**EXTRACTED RECORDS**
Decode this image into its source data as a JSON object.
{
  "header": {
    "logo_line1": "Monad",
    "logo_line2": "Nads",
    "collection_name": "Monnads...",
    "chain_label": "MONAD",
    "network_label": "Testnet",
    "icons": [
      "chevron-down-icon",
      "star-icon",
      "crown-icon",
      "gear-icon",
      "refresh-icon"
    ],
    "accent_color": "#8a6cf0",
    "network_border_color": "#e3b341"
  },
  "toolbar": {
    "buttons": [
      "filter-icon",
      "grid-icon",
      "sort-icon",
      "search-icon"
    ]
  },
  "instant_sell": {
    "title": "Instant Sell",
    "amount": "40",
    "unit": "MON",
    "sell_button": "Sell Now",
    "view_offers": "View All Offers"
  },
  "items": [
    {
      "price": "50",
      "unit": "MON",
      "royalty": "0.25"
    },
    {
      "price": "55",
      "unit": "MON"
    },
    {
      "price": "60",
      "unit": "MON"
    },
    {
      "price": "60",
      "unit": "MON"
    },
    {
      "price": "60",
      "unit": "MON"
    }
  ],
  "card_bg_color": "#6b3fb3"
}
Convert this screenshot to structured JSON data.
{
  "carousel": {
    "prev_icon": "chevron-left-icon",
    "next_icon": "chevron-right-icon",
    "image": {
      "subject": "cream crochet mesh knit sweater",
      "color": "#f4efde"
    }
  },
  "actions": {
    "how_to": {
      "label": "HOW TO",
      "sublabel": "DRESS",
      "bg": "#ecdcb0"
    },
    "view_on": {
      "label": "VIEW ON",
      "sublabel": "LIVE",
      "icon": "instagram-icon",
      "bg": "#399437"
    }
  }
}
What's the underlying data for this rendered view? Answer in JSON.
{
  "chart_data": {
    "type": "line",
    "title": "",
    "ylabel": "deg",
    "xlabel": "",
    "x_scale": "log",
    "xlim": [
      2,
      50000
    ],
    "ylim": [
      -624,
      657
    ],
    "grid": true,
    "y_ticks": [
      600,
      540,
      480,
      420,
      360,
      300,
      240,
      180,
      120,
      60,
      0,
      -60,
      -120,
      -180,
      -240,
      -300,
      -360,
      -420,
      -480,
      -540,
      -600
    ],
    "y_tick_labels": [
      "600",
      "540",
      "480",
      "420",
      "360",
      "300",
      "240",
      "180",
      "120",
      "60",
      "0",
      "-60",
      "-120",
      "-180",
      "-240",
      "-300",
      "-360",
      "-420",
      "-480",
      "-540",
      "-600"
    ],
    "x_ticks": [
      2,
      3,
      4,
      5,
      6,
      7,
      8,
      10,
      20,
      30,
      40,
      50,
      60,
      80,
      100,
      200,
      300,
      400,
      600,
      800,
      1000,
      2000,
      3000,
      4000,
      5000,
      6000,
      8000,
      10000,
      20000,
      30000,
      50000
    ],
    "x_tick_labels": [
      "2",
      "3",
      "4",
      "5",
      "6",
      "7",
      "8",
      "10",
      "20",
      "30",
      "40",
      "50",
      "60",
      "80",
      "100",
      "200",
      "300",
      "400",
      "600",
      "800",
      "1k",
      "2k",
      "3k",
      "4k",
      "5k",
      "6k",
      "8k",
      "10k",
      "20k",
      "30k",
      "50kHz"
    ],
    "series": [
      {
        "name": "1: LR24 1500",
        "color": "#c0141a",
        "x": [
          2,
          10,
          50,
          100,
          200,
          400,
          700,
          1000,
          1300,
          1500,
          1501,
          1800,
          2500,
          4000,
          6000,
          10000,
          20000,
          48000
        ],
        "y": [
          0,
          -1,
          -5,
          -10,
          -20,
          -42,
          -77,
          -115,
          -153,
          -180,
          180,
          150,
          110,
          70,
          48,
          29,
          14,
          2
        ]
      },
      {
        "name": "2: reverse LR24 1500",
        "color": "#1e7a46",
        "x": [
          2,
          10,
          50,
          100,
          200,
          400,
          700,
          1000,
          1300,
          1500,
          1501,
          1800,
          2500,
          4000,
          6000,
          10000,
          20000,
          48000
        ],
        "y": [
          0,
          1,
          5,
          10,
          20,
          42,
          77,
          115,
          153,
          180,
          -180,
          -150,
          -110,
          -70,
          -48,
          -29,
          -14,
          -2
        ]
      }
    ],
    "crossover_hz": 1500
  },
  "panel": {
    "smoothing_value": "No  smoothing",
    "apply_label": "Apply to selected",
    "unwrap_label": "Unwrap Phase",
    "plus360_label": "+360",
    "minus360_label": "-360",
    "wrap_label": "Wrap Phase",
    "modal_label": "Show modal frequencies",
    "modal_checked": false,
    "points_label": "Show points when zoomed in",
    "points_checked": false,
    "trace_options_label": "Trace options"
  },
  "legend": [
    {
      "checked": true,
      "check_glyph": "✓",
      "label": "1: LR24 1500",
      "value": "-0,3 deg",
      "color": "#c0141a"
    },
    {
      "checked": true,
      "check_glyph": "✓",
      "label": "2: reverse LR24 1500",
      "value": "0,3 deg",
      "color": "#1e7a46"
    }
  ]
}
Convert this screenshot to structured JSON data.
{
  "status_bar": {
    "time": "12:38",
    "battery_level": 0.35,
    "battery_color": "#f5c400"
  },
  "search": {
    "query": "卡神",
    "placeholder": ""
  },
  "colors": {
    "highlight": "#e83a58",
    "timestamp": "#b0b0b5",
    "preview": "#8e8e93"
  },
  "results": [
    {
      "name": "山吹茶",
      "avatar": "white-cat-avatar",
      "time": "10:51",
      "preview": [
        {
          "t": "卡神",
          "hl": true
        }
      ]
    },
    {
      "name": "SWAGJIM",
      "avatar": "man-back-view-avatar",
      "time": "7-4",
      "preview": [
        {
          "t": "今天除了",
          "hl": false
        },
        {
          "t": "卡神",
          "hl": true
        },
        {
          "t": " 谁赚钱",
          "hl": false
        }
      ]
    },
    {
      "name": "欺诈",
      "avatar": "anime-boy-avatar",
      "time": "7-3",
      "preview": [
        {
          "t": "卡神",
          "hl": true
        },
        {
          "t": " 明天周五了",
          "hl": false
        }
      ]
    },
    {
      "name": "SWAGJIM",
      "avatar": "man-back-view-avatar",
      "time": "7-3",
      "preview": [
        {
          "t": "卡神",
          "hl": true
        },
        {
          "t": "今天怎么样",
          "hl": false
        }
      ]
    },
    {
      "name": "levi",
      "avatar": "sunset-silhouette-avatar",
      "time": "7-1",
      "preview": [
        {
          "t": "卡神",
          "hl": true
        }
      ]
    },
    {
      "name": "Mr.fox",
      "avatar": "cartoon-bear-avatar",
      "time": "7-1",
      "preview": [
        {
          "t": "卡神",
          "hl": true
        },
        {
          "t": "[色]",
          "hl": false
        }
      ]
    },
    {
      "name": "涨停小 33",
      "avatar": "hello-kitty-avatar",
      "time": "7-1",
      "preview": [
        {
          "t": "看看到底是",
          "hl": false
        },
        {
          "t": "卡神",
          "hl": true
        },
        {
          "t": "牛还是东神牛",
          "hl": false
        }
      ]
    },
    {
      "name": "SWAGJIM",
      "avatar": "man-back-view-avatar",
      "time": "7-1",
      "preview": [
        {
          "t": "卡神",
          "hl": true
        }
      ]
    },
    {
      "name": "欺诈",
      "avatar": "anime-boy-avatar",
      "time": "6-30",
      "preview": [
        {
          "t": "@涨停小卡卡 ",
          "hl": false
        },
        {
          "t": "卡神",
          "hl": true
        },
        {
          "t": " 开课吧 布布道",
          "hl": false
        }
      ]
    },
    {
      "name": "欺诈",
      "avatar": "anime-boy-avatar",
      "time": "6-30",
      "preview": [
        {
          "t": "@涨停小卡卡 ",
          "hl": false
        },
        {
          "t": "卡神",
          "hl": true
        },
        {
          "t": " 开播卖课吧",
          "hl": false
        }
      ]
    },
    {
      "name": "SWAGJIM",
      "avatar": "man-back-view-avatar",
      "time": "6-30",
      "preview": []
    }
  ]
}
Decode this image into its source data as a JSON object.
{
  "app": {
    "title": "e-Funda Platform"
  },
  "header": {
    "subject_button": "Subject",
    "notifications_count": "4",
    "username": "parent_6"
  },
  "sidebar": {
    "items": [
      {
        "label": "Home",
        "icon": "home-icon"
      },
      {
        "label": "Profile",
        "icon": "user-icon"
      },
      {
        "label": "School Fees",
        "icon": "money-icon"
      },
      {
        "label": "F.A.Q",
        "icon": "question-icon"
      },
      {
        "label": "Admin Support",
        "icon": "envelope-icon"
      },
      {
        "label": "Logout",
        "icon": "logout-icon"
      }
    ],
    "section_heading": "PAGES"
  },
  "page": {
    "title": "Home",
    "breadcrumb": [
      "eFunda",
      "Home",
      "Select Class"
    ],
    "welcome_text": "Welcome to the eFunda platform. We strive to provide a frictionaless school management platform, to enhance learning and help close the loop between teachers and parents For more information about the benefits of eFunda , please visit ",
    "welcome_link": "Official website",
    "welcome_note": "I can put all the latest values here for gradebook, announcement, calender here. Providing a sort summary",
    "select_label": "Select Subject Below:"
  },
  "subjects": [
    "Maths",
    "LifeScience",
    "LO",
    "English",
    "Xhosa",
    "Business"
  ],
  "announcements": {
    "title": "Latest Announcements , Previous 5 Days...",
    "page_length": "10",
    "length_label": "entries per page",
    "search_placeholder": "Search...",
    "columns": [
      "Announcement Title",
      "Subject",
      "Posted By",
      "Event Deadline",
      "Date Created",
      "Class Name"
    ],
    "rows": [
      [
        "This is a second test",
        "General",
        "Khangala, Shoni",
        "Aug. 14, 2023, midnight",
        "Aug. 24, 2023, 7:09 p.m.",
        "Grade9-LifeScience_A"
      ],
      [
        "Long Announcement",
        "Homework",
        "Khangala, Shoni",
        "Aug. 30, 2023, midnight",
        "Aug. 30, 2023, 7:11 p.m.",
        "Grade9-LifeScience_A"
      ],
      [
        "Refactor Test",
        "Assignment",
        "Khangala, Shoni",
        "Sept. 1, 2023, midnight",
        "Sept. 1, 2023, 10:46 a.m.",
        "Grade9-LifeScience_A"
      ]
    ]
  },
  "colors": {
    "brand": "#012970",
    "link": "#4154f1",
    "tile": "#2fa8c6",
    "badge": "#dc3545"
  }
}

**PROMPT**
Extract from the material all lines containing the string "eFunda".

**WORKED ANSWER**
      "eFunda",
    "welcome_text": "Welcome to the eFunda platform. We strive to provide a frictionaless school management platform, to enhance learning and help close the loop between teachers and parents For more information about the benefits of eFunda , please visit ",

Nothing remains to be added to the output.